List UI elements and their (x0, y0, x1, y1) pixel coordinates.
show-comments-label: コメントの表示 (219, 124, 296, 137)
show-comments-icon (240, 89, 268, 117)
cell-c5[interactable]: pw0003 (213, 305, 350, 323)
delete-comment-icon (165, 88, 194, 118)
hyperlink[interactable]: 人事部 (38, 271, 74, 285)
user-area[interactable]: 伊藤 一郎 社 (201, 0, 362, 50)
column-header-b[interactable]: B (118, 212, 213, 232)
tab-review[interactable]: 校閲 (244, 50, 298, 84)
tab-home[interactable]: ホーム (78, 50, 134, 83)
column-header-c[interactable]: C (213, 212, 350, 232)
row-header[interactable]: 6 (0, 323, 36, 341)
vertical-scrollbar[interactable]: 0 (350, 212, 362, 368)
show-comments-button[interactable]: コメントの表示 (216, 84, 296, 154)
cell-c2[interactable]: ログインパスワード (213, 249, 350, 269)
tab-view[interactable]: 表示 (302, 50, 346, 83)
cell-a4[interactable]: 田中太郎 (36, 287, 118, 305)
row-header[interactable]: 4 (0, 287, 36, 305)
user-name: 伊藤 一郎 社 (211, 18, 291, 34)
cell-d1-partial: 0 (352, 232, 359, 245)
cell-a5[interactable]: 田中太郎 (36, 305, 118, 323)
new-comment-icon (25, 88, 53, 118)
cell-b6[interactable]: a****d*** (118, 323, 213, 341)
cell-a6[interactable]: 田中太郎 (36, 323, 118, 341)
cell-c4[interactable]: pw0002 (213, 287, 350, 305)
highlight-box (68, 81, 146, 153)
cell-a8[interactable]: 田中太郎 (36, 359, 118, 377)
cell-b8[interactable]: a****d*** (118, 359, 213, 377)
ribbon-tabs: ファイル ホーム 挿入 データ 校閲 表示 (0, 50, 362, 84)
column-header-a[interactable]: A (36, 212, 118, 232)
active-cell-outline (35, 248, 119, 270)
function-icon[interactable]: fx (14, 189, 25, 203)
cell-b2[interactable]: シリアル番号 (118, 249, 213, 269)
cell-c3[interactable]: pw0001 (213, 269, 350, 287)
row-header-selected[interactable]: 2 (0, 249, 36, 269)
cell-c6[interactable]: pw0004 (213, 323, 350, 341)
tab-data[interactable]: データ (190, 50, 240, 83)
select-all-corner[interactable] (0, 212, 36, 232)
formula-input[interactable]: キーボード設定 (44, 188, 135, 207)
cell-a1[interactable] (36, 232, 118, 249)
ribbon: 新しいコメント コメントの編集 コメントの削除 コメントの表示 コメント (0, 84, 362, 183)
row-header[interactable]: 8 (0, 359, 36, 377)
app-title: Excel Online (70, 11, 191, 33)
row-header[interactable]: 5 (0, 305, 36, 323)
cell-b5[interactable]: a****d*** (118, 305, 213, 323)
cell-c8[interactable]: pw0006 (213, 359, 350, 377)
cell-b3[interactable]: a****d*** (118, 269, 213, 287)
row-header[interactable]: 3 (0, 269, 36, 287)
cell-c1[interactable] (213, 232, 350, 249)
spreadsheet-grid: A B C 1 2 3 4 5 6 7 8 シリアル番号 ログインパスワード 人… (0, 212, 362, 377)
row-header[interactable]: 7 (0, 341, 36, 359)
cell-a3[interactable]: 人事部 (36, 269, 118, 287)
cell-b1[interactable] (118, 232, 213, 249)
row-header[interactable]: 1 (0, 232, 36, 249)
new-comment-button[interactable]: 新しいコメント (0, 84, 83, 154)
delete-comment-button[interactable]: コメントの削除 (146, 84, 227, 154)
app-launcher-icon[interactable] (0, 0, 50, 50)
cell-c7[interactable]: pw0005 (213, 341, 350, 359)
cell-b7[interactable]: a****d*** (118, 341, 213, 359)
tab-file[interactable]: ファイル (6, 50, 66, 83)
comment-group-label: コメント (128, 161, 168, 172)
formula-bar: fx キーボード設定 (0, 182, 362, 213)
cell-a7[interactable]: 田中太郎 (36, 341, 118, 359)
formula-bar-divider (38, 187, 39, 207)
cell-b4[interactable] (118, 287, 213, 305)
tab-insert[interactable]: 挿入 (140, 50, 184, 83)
# # # #
Goal: Repeat the entries with each "interactable" swapped for "clickable", leaving everything else unchanged.

Exercise output:
List UI elements and their (x0, y0, x1, y1) pixel coordinates.
show-comments-label: コメントの表示 (219, 124, 296, 137)
show-comments-icon (240, 89, 268, 117)
cell-c5[clickable]: pw0003 (213, 305, 350, 323)
delete-comment-icon (165, 88, 194, 118)
hyperlink[clickable]: 人事部 (38, 271, 74, 285)
user-area[clickable]: 伊藤 一郎 社 (201, 0, 362, 50)
column-header-b[clickable]: B (118, 212, 213, 232)
tab-review[clickable]: 校閲 (244, 50, 298, 84)
tab-home[clickable]: ホーム (78, 50, 134, 83)
column-header-c[clickable]: C (213, 212, 350, 232)
row-header[clickable]: 6 (0, 323, 36, 341)
vertical-scrollbar[clickable]: 0 (350, 212, 362, 368)
show-comments-button[clickable]: コメントの表示 (216, 84, 296, 154)
cell-c2[clickable]: ログインパスワード (213, 249, 350, 269)
tab-view[clickable]: 表示 (302, 50, 346, 83)
cell-a4[clickable]: 田中太郎 (36, 287, 118, 305)
row-header[clickable]: 4 (0, 287, 36, 305)
user-name: 伊藤 一郎 社 (211, 18, 291, 34)
cell-d1-partial: 0 (352, 232, 359, 245)
cell-a5[clickable]: 田中太郎 (36, 305, 118, 323)
new-comment-icon (25, 88, 53, 118)
cell-b6[clickable]: a****d*** (118, 323, 213, 341)
cell-a6[clickable]: 田中太郎 (36, 323, 118, 341)
cell-c4[clickable]: pw0002 (213, 287, 350, 305)
highlight-box (68, 81, 146, 153)
cell-a8[clickable]: 田中太郎 (36, 359, 118, 377)
cell-b8[clickable]: a****d*** (118, 359, 213, 377)
ribbon-tabs: ファイル ホーム 挿入 データ 校閲 表示 (0, 50, 362, 84)
column-header-a[clickable]: A (36, 212, 118, 232)
active-cell-outline (35, 248, 119, 270)
function-icon[clickable]: fx (14, 189, 25, 203)
cell-b2[clickable]: シリアル番号 (118, 249, 213, 269)
cell-c3[clickable]: pw0001 (213, 269, 350, 287)
row-header-selected[clickable]: 2 (0, 249, 36, 269)
cell-c6[clickable]: pw0004 (213, 323, 350, 341)
tab-data[clickable]: データ (190, 50, 240, 83)
select-all-corner[clickable] (0, 212, 36, 232)
formula-input[clickable]: キーボード設定 (44, 188, 135, 207)
cell-a1[clickable] (36, 232, 118, 249)
ribbon: 新しいコメント コメントの編集 コメントの削除 コメントの表示 コメント (0, 84, 362, 183)
row-header[clickable]: 8 (0, 359, 36, 377)
app-title: Excel Online (70, 11, 191, 33)
row-header[clickable]: 5 (0, 305, 36, 323)
cell-b5[clickable]: a****d*** (118, 305, 213, 323)
cell-c8[clickable]: pw0006 (213, 359, 350, 377)
cell-b3[clickable]: a****d*** (118, 269, 213, 287)
row-header[clickable]: 3 (0, 269, 36, 287)
cell-c1[clickable] (213, 232, 350, 249)
spreadsheet-grid: A B C 1 2 3 4 5 6 7 8 シリアル番号 ログインパスワード 人… (0, 212, 362, 377)
row-header[clickable]: 7 (0, 341, 36, 359)
cell-a3[clickable]: 人事部 (36, 269, 118, 287)
cell-b1[clickable] (118, 232, 213, 249)
row-header[clickable]: 1 (0, 232, 36, 249)
new-comment-button[clickable]: 新しいコメント (0, 84, 83, 154)
delete-comment-button[clickable]: コメントの削除 (146, 84, 227, 154)
app-launcher-icon[clickable] (0, 0, 50, 50)
cell-c7[clickable]: pw0005 (213, 341, 350, 359)
cell-b7[clickable]: a****d*** (118, 341, 213, 359)
tab-file[clickable]: ファイル (6, 50, 66, 83)
comment-group-label: コメント (128, 161, 168, 172)
formula-bar: fx キーボード設定 (0, 182, 362, 213)
cell-a7[clickable]: 田中太郎 (36, 341, 118, 359)
formula-bar-divider (38, 187, 39, 207)
cell-b4[clickable] (118, 287, 213, 305)
tab-insert[clickable]: 挿入 (140, 50, 184, 83)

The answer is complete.